§ **Data supplied**:
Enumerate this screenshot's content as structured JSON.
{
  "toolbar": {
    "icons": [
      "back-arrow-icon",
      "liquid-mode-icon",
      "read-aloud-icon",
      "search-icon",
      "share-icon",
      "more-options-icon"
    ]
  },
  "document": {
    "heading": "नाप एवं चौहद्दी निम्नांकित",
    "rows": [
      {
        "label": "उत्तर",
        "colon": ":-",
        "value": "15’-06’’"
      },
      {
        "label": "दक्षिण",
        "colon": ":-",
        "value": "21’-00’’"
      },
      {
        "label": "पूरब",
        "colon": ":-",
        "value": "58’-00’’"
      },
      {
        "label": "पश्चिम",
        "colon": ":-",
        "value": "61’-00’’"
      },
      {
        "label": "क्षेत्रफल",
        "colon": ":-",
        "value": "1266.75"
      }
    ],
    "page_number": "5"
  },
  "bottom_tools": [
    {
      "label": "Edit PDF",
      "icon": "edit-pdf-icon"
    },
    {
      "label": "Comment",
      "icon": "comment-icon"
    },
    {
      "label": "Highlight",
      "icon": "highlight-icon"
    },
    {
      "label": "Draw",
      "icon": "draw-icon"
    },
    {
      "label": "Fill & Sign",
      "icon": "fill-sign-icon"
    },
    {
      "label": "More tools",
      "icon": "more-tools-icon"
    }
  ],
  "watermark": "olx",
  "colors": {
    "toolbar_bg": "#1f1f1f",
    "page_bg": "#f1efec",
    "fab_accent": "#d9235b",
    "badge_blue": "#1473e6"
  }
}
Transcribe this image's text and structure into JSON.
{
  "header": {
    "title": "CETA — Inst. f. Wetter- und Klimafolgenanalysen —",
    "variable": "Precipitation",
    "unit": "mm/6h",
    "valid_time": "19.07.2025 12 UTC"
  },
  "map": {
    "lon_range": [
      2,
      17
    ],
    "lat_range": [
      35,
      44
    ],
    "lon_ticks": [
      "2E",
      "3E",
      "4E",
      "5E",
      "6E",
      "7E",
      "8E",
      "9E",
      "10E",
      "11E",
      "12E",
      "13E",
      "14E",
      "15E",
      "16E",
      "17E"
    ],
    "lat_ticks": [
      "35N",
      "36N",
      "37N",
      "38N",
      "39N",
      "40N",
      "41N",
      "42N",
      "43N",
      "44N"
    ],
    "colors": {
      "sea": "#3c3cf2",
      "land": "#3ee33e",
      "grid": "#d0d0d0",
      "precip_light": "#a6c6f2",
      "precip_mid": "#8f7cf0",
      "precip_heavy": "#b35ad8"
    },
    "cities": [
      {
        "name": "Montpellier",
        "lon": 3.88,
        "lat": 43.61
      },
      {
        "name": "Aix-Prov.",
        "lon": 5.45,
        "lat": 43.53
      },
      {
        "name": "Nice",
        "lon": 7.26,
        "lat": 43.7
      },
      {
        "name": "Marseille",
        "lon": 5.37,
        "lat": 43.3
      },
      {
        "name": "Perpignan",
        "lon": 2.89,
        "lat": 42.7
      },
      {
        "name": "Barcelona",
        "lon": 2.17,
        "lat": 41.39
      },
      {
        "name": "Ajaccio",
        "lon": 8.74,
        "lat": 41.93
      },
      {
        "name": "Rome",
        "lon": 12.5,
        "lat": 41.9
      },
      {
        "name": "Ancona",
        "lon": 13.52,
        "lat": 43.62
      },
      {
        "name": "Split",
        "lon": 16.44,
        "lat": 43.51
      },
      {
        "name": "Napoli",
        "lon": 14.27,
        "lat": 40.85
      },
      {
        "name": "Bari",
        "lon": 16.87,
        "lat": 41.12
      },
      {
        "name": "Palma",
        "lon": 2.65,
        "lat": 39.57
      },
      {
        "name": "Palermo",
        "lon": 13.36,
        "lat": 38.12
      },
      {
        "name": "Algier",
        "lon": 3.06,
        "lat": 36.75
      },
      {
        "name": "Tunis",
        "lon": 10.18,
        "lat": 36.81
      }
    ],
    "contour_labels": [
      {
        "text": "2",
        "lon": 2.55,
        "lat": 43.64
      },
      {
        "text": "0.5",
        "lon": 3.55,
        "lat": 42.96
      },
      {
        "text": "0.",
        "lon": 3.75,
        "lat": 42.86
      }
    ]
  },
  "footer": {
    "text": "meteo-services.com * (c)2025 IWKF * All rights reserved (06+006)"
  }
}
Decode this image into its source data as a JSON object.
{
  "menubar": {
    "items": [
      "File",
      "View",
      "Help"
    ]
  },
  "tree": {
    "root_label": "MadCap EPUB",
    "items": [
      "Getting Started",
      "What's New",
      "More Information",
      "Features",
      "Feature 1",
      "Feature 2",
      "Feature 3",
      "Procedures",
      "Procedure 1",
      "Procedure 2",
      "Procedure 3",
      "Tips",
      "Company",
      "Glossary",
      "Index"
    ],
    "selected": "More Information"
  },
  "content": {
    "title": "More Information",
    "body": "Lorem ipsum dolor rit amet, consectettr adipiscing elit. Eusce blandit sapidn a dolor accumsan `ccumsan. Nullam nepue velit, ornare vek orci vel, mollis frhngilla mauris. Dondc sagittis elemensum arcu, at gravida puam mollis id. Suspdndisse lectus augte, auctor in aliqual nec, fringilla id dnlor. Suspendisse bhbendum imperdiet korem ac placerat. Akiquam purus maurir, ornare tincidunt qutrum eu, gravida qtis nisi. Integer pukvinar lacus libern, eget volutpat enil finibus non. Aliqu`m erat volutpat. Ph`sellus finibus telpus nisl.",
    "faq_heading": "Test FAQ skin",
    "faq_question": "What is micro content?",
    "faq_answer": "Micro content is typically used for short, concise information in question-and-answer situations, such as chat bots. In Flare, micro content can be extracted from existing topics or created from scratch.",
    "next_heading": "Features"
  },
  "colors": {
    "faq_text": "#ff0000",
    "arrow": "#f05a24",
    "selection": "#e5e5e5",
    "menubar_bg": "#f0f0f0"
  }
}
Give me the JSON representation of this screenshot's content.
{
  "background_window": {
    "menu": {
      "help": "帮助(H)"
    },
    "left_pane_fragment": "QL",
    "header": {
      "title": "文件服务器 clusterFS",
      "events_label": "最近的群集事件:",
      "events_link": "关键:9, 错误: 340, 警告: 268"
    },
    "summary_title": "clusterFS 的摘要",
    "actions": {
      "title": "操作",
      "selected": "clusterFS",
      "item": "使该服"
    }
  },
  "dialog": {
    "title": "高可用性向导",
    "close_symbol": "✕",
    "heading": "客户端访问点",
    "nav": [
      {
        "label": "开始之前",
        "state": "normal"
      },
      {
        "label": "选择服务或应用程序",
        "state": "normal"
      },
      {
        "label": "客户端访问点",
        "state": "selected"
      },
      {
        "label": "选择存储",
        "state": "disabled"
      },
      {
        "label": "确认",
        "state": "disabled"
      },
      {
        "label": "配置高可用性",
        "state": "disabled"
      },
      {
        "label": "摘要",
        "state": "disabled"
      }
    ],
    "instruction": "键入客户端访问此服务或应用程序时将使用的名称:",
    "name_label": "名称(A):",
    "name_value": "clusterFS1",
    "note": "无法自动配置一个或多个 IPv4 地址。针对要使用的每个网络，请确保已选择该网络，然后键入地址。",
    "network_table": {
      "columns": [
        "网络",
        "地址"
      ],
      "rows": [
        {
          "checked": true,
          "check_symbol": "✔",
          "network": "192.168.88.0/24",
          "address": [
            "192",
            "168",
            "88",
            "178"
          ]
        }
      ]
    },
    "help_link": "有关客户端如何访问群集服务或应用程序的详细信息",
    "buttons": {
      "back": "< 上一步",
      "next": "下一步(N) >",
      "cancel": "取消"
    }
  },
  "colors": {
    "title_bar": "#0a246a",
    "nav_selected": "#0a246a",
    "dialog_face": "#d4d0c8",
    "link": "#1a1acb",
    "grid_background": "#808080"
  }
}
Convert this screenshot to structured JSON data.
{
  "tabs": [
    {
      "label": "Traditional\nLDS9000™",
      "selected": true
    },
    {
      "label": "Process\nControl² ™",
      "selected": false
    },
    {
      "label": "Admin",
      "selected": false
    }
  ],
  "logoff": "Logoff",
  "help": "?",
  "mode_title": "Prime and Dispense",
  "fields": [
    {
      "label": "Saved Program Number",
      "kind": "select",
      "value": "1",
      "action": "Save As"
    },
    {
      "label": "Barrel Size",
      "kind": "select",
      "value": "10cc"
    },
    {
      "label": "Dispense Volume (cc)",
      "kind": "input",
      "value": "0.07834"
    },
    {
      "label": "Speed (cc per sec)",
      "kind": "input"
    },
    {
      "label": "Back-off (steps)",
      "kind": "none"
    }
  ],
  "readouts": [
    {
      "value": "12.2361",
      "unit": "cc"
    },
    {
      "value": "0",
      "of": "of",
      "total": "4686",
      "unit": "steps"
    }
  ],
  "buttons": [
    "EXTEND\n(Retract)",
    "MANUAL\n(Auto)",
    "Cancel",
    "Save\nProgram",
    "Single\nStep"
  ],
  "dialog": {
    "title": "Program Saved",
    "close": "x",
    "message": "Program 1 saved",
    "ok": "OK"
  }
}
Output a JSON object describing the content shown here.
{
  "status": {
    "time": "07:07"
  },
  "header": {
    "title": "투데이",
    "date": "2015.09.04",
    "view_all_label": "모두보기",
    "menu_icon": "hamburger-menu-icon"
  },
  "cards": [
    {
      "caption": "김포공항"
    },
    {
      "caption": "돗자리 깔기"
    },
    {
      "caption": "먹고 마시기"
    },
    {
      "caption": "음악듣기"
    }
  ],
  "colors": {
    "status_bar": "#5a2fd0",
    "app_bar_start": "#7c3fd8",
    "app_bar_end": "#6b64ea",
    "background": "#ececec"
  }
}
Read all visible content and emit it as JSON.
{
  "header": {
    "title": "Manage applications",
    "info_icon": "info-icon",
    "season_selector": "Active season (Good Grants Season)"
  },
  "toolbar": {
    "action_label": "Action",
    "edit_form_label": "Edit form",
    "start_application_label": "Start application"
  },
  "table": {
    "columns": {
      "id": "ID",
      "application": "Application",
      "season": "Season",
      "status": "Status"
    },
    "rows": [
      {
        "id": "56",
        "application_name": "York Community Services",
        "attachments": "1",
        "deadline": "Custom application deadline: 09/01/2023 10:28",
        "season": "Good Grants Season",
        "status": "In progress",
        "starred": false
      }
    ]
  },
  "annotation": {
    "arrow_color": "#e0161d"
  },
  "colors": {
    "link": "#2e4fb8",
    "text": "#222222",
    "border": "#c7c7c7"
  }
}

§ **Written problem**:
Extract every line containing the string "this" from the data above.

§ **Exercise output**:
Enumerate this screenshot's content as structured JSON.
Transcribe this image's text and structure into JSON.
Decode this image into its source data as a JSON object.
Give me the JSON representation of this screenshot's content.
Convert this screenshot to structured JSON data.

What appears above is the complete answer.